Dataset entries on figures:
+ + + +

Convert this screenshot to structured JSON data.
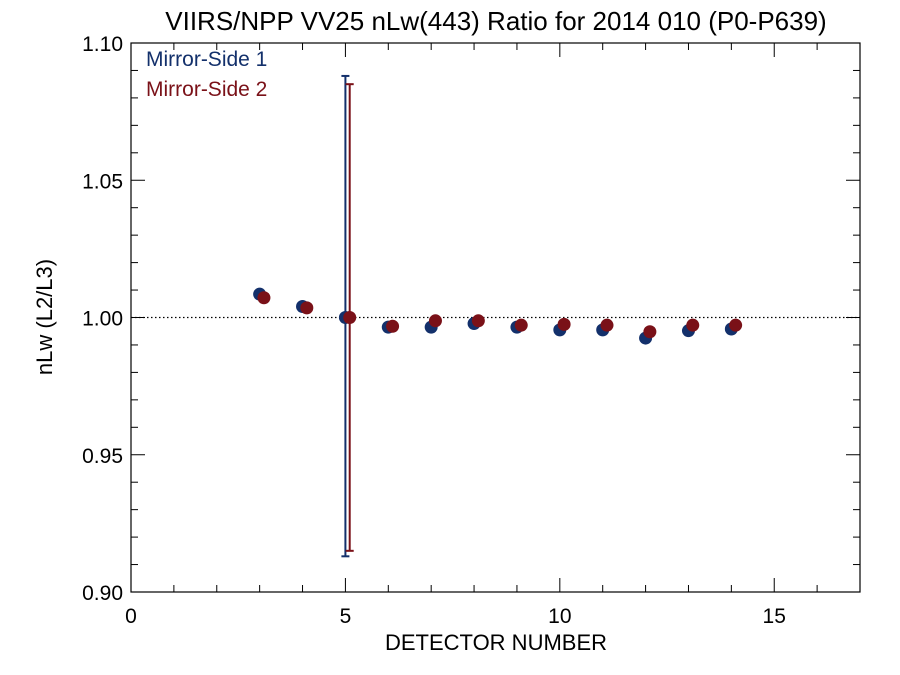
{
  "chart_data": {
    "type": "scatter",
    "title": "VIIRS/NPP VV25 nLw(443) Ratio for 2014 010 (P0-P639)",
    "xlabel": "DETECTOR NUMBER",
    "ylabel": "nLw (L2/L3)",
    "xlim": [
      0,
      17
    ],
    "ylim": [
      0.9,
      1.1
    ],
    "x_ticks": [
      0,
      5,
      10,
      15
    ],
    "y_ticks": [
      0.9,
      0.95,
      1.0,
      1.05,
      1.1
    ],
    "x_tick_labels": [
      "0",
      "5",
      "10",
      "15"
    ],
    "y_tick_labels": [
      "0.90",
      "0.95",
      "1.00",
      "1.05",
      "1.10"
    ],
    "reference_line": 1.0,
    "legend_position": "top-left",
    "series": [
      {
        "name": "Mirror-Side 1",
        "color": "#13306b",
        "x": [
          3,
          4,
          5,
          6,
          7,
          8,
          9,
          10,
          11,
          12,
          13,
          14
        ],
        "y": [
          1.0085,
          1.004,
          1.0,
          0.9965,
          0.9965,
          0.9978,
          0.9965,
          0.9955,
          0.9955,
          0.9925,
          0.9952,
          0.9958
        ],
        "error_bars": [
          {
            "x": 5,
            "low": 0.913,
            "high": 1.088
          }
        ]
      },
      {
        "name": "Mirror-Side 2",
        "color": "#7a1118",
        "x": [
          3.1,
          4.1,
          5.1,
          6.1,
          7.1,
          8.1,
          9.1,
          10.1,
          11.1,
          12.1,
          13.1,
          14.1
        ],
        "y": [
          1.0072,
          1.0035,
          1.0,
          0.9968,
          0.9988,
          0.9988,
          0.9972,
          0.9975,
          0.9972,
          0.9948,
          0.9972,
          0.9972
        ],
        "error_bars": [
          {
            "x": 5.1,
            "low": 0.915,
            "high": 1.085
          }
        ]
      }
    ]
  }
}
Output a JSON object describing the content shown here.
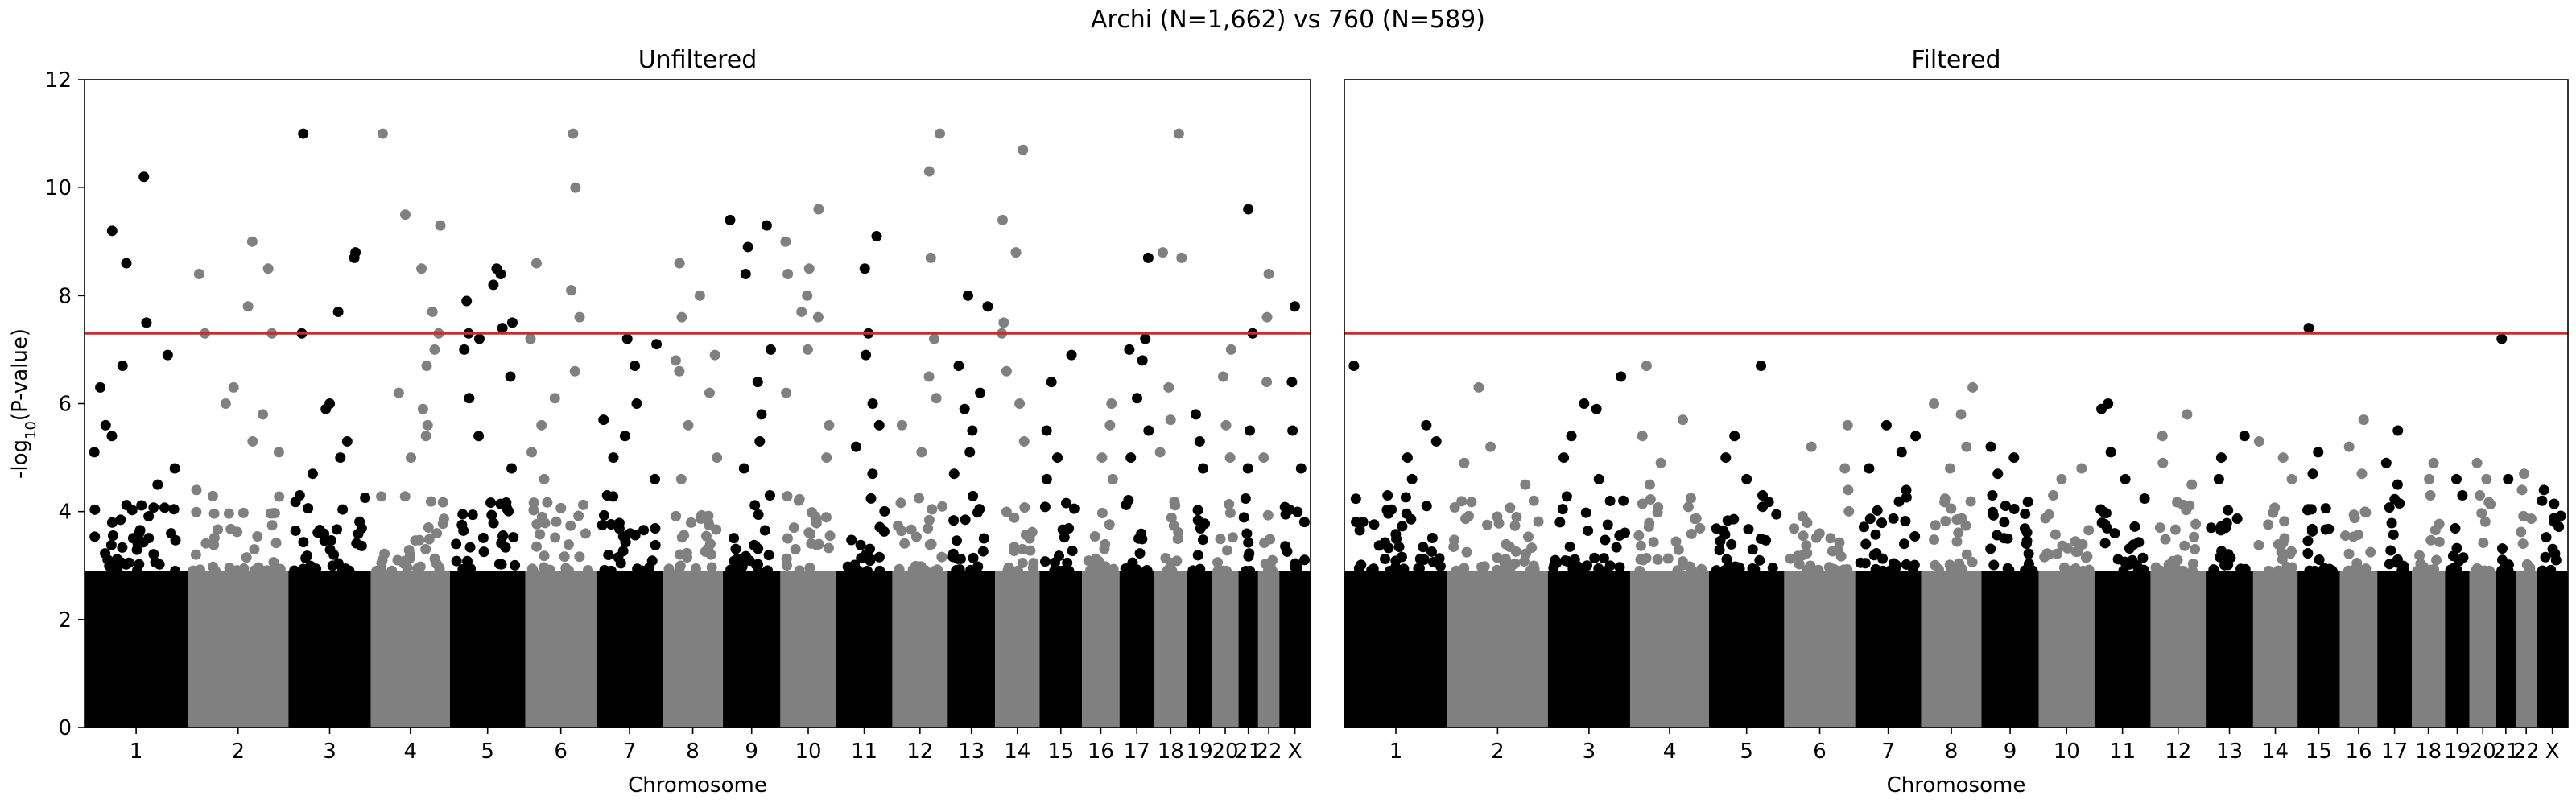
{
  "figure": {
    "suptitle": "Archi (N=1,662) vs 760 (N=589)"
  },
  "colors": {
    "point_dark": "#000000",
    "point_light": "#808080",
    "threshold_line": "#d62728",
    "axes": "#000000"
  },
  "chart_data": [
    {
      "type": "scatter",
      "subtype": "manhattan",
      "title": "Unfiltered",
      "xlabel": "Chromosome",
      "ylabel": "-log10(P-value)",
      "ylim": [
        0,
        12
      ],
      "yticks": [
        0,
        2,
        4,
        6,
        8,
        10,
        12
      ],
      "xticklabels": [
        "1",
        "2",
        "3",
        "4",
        "5",
        "6",
        "7",
        "8",
        "9",
        "10",
        "11",
        "12",
        "13",
        "14",
        "15",
        "16",
        "17",
        "18",
        "19",
        "20",
        "21",
        "22",
        "X"
      ],
      "grid": false,
      "threshold": 7.3,
      "dense_band_max": 2.9,
      "chromosome_colors": [
        "dark",
        "light",
        "dark",
        "light",
        "dark",
        "light",
        "dark",
        "light",
        "dark",
        "light",
        "dark",
        "light",
        "dark",
        "light",
        "dark",
        "light",
        "dark",
        "light",
        "dark",
        "light",
        "dark",
        "light",
        "dark"
      ],
      "peaks": [
        {
          "chr": "1",
          "values": [
            10.2,
            9.2,
            8.6,
            7.5,
            6.9,
            6.7,
            6.3,
            5.6,
            5.4,
            5.1,
            4.8,
            4.5
          ]
        },
        {
          "chr": "2",
          "values": [
            9.0,
            8.5,
            8.4,
            7.8,
            7.3,
            7.3,
            6.3,
            6.0,
            5.8,
            5.3,
            5.1,
            4.4
          ]
        },
        {
          "chr": "3",
          "values": [
            11.0,
            8.8,
            8.7,
            7.7,
            7.3,
            6.0,
            5.9,
            5.3,
            5.0,
            4.7,
            4.3
          ]
        },
        {
          "chr": "4",
          "values": [
            11.0,
            9.5,
            9.3,
            8.5,
            7.7,
            7.3,
            7.0,
            6.7,
            6.2,
            5.9,
            5.6,
            5.4,
            5.0
          ]
        },
        {
          "chr": "5",
          "values": [
            8.5,
            8.4,
            8.2,
            7.9,
            7.5,
            7.4,
            7.3,
            7.2,
            7.0,
            6.5,
            6.1,
            5.4,
            4.8
          ]
        },
        {
          "chr": "6",
          "values": [
            11.0,
            10.0,
            8.6,
            8.1,
            7.6,
            7.2,
            6.6,
            6.1,
            5.6,
            5.1,
            4.6
          ]
        },
        {
          "chr": "7",
          "values": [
            7.2,
            7.1,
            6.7,
            6.0,
            5.7,
            5.4,
            5.0,
            4.6,
            4.3
          ]
        },
        {
          "chr": "8",
          "values": [
            8.6,
            8.0,
            7.6,
            6.9,
            6.8,
            6.6,
            6.2,
            5.6,
            5.0,
            4.6
          ]
        },
        {
          "chr": "9",
          "values": [
            9.4,
            9.3,
            8.9,
            8.4,
            7.0,
            6.4,
            5.8,
            5.3,
            4.8,
            4.3
          ]
        },
        {
          "chr": "10",
          "values": [
            9.6,
            9.0,
            8.5,
            8.4,
            8.0,
            7.7,
            7.6,
            7.0,
            6.2,
            5.6,
            5.0
          ]
        },
        {
          "chr": "11",
          "values": [
            9.1,
            8.5,
            7.3,
            6.9,
            6.0,
            5.6,
            5.2,
            4.7
          ]
        },
        {
          "chr": "12",
          "values": [
            11.0,
            10.3,
            8.7,
            7.2,
            6.5,
            6.1,
            5.6,
            5.1
          ]
        },
        {
          "chr": "13",
          "values": [
            8.0,
            7.8,
            6.7,
            6.2,
            5.9,
            5.5,
            5.1,
            4.7
          ]
        },
        {
          "chr": "14",
          "values": [
            10.7,
            9.4,
            8.8,
            7.5,
            7.3,
            6.6,
            6.0,
            5.3
          ]
        },
        {
          "chr": "15",
          "values": [
            6.9,
            6.4,
            5.5,
            5.0,
            4.6
          ]
        },
        {
          "chr": "16",
          "values": [
            6.0,
            5.6,
            5.0,
            4.6
          ]
        },
        {
          "chr": "17",
          "values": [
            8.7,
            7.2,
            7.0,
            6.8,
            6.1,
            5.5,
            5.0
          ]
        },
        {
          "chr": "18",
          "values": [
            11.0,
            8.8,
            8.7,
            6.3,
            5.7,
            5.1
          ]
        },
        {
          "chr": "19",
          "values": [
            5.8,
            5.3,
            4.8
          ]
        },
        {
          "chr": "20",
          "values": [
            7.0,
            6.5,
            5.6,
            5.0
          ]
        },
        {
          "chr": "21",
          "values": [
            9.6,
            7.3,
            5.5,
            4.8
          ]
        },
        {
          "chr": "22",
          "values": [
            8.4,
            7.6,
            6.4,
            5.0
          ]
        },
        {
          "chr": "X",
          "values": [
            7.8,
            6.4,
            5.5,
            4.8
          ]
        }
      ]
    },
    {
      "type": "scatter",
      "subtype": "manhattan",
      "title": "Filtered",
      "xlabel": "Chromosome",
      "ylabel": "",
      "ylim": [
        0,
        12
      ],
      "yticks": [],
      "xticklabels": [
        "1",
        "2",
        "3",
        "4",
        "5",
        "6",
        "7",
        "8",
        "9",
        "10",
        "11",
        "12",
        "13",
        "14",
        "15",
        "16",
        "17",
        "18",
        "19",
        "20",
        "21",
        "22",
        "X"
      ],
      "grid": false,
      "threshold": 7.3,
      "dense_band_max": 2.9,
      "chromosome_colors": [
        "dark",
        "light",
        "dark",
        "light",
        "dark",
        "light",
        "dark",
        "light",
        "dark",
        "light",
        "dark",
        "light",
        "dark",
        "light",
        "dark",
        "light",
        "dark",
        "light",
        "dark",
        "light",
        "dark",
        "light",
        "dark"
      ],
      "peaks": [
        {
          "chr": "1",
          "values": [
            6.7,
            5.6,
            5.3,
            5.0,
            4.6,
            4.3
          ]
        },
        {
          "chr": "2",
          "values": [
            6.3,
            5.2,
            4.9,
            4.5,
            4.2
          ]
        },
        {
          "chr": "3",
          "values": [
            6.5,
            6.0,
            5.9,
            5.4,
            5.0,
            4.6
          ]
        },
        {
          "chr": "4",
          "values": [
            6.7,
            5.7,
            5.4,
            4.9,
            4.5
          ]
        },
        {
          "chr": "5",
          "values": [
            6.7,
            5.4,
            5.0,
            4.6,
            4.3
          ]
        },
        {
          "chr": "6",
          "values": [
            5.6,
            5.2,
            4.8,
            4.4
          ]
        },
        {
          "chr": "7",
          "values": [
            5.6,
            5.4,
            5.1,
            4.8,
            4.4
          ]
        },
        {
          "chr": "8",
          "values": [
            6.3,
            6.0,
            5.8,
            5.2,
            4.8
          ]
        },
        {
          "chr": "9",
          "values": [
            5.2,
            5.0,
            4.7,
            4.3
          ]
        },
        {
          "chr": "10",
          "values": [
            4.8,
            4.6,
            4.3
          ]
        },
        {
          "chr": "11",
          "values": [
            6.0,
            5.9,
            5.1,
            4.6
          ]
        },
        {
          "chr": "12",
          "values": [
            5.8,
            5.4,
            4.9,
            4.5
          ]
        },
        {
          "chr": "13",
          "values": [
            5.4,
            5.0,
            4.6
          ]
        },
        {
          "chr": "14",
          "values": [
            5.3,
            5.0,
            4.6
          ]
        },
        {
          "chr": "15",
          "values": [
            7.4,
            5.1,
            4.7
          ]
        },
        {
          "chr": "16",
          "values": [
            5.7,
            5.2,
            4.7
          ]
        },
        {
          "chr": "17",
          "values": [
            5.5,
            4.9,
            4.5
          ]
        },
        {
          "chr": "18",
          "values": [
            4.9,
            4.6,
            4.3
          ]
        },
        {
          "chr": "19",
          "values": [
            4.6,
            4.3
          ]
        },
        {
          "chr": "20",
          "values": [
            4.9,
            4.6,
            4.3
          ]
        },
        {
          "chr": "21",
          "values": [
            7.2,
            4.6
          ]
        },
        {
          "chr": "22",
          "values": [
            4.7,
            4.4
          ]
        },
        {
          "chr": "X",
          "values": [
            4.4,
            4.2
          ]
        }
      ]
    }
  ]
}
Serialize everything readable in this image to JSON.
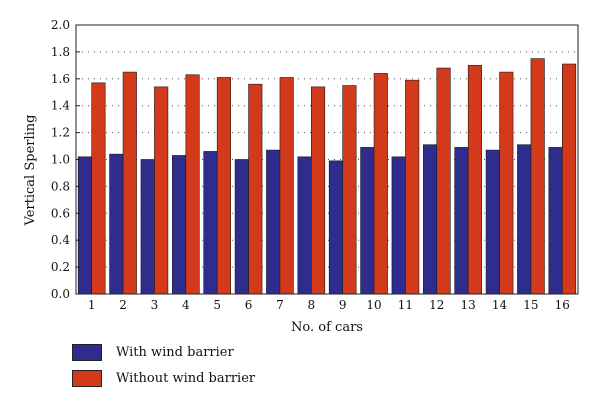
{
  "chart_data": {
    "type": "bar",
    "categories": [
      "1",
      "2",
      "3",
      "4",
      "5",
      "6",
      "7",
      "8",
      "9",
      "10",
      "11",
      "12",
      "13",
      "14",
      "15",
      "16"
    ],
    "series": [
      {
        "name": "With wind barrier",
        "color": "#2e2c8c",
        "values": [
          1.02,
          1.04,
          1.0,
          1.03,
          1.06,
          1.0,
          1.07,
          1.02,
          0.99,
          1.09,
          1.02,
          1.11,
          1.09,
          1.07,
          1.11,
          1.09
        ]
      },
      {
        "name": "Without wind barrier",
        "color": "#d33a1c",
        "values": [
          1.57,
          1.65,
          1.54,
          1.63,
          1.61,
          1.56,
          1.61,
          1.54,
          1.55,
          1.64,
          1.59,
          1.68,
          1.7,
          1.65,
          1.75,
          1.71
        ]
      }
    ],
    "xlabel": "No. of cars",
    "ylabel": "Vertical Sperling",
    "ylim": [
      0,
      2.0
    ],
    "yticks": [
      "0.0",
      "0.2",
      "0.4",
      "0.6",
      "0.8",
      "1.0",
      "1.2",
      "1.4",
      "1.6",
      "1.8",
      "2.0"
    ],
    "grid": "horizontal dotted",
    "legend_position": "bottom-left"
  }
}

+ + + +

■ **Aim**
Look over the listing above. Pick out and copy every line that includes "name".

■ **Finished task**
        "name": "Mirror-Side 1",
        "name": "Mirror-Side 2",
        "name": "With wind barrier",
        "name": "Without wind barrier",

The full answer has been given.